>> START Recorded information

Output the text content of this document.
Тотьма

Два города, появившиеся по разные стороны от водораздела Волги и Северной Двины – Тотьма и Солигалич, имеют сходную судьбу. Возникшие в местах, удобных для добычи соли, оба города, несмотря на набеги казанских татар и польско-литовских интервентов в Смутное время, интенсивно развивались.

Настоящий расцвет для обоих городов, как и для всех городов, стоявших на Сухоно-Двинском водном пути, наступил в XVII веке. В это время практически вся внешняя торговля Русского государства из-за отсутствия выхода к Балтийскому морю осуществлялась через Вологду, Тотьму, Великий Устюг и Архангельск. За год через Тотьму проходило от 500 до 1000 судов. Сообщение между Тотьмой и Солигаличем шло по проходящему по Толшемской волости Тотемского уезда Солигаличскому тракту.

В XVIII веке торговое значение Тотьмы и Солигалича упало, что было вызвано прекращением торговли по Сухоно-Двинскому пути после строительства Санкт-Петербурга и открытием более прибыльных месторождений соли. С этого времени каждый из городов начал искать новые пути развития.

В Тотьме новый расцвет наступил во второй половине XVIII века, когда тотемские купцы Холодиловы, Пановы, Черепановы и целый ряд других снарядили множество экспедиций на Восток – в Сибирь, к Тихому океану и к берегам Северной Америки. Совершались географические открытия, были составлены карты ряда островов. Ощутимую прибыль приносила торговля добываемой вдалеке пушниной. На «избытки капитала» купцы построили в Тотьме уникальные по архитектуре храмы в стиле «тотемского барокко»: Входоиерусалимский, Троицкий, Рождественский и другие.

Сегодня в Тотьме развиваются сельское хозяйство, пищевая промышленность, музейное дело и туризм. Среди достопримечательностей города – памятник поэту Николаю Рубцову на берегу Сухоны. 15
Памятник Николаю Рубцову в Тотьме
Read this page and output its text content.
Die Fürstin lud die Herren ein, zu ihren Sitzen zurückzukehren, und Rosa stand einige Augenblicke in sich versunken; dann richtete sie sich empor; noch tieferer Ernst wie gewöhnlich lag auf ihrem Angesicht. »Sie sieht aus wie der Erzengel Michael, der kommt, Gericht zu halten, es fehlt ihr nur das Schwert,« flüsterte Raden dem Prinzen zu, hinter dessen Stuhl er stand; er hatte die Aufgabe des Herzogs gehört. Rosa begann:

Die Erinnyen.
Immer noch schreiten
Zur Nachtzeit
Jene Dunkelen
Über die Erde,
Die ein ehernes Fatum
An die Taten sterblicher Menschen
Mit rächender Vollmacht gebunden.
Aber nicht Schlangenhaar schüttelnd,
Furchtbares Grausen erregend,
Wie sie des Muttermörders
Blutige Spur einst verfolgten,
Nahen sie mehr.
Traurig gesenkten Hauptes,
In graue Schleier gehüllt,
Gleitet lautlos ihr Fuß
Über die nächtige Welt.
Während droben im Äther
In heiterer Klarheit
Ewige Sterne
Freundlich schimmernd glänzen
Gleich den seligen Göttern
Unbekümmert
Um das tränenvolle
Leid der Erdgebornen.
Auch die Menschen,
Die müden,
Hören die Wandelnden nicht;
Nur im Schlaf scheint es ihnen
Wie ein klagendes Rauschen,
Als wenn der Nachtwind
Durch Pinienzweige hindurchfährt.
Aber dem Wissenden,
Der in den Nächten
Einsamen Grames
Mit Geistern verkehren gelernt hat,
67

>> END Recorded information

### Exercise
From the data above, copy each line that holds "content".

### Reply
Output the text content of this document.
Read this page and output its text content.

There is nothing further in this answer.